* **Objective**: Find the lines with the string "color" and return them.
>> Begin Records supplied
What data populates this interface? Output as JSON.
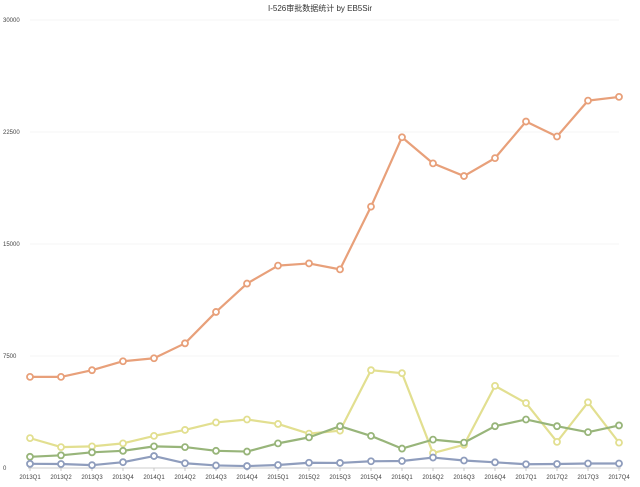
{
  "chart_data": {
    "type": "line",
    "title": "I-526审批数据统计 by EB5Sir",
    "xlabel": "",
    "ylabel": "",
    "categories": [
      "2013Q1",
      "2013Q2",
      "2013Q3",
      "2013Q4",
      "2014Q1",
      "2014Q2",
      "2014Q3",
      "2014Q4",
      "2015Q1",
      "2015Q2",
      "2015Q3",
      "2015Q4",
      "2016Q1",
      "2016Q2",
      "2016Q3",
      "2016Q4",
      "2017Q1",
      "2017Q2",
      "2017Q3",
      "2017Q4"
    ],
    "ylim": [
      0,
      30000
    ],
    "yticks": [
      0,
      7500,
      15000,
      22500,
      30000
    ],
    "grid": true,
    "legend": "none",
    "series": [
      {
        "color": "#e8a07a",
        "values": [
          6100,
          6100,
          6550,
          7150,
          7350,
          8350,
          10450,
          12350,
          13550,
          13700,
          13300,
          17500,
          22150,
          20400,
          19550,
          20750,
          23200,
          22200,
          24600,
          24850
        ]
      },
      {
        "color": "#e2df90",
        "values": [
          2000,
          1400,
          1450,
          1650,
          2150,
          2550,
          3050,
          3250,
          2950,
          2300,
          2500,
          6550,
          6350,
          1000,
          1550,
          5500,
          4350,
          1750,
          4400,
          1700
        ]
      },
      {
        "color": "#98b57a",
        "values": [
          750,
          850,
          1050,
          1150,
          1450,
          1400,
          1150,
          1100,
          1650,
          2050,
          2800,
          2150,
          1300,
          1900,
          1700,
          2800,
          3250,
          2800,
          2400,
          2850
        ]
      },
      {
        "color": "#8f9dbd",
        "values": [
          280,
          270,
          190,
          390,
          800,
          320,
          170,
          130,
          200,
          350,
          340,
          450,
          470,
          700,
          500,
          380,
          250,
          270,
          300,
          300
        ]
      }
    ]
  }
}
>> End Records supplied
* **Output of the task**:
        "color": "#e8a07a",
        "color": "#e2df90",
        "color": "#98b57a",
        "color": "#8f9dbd",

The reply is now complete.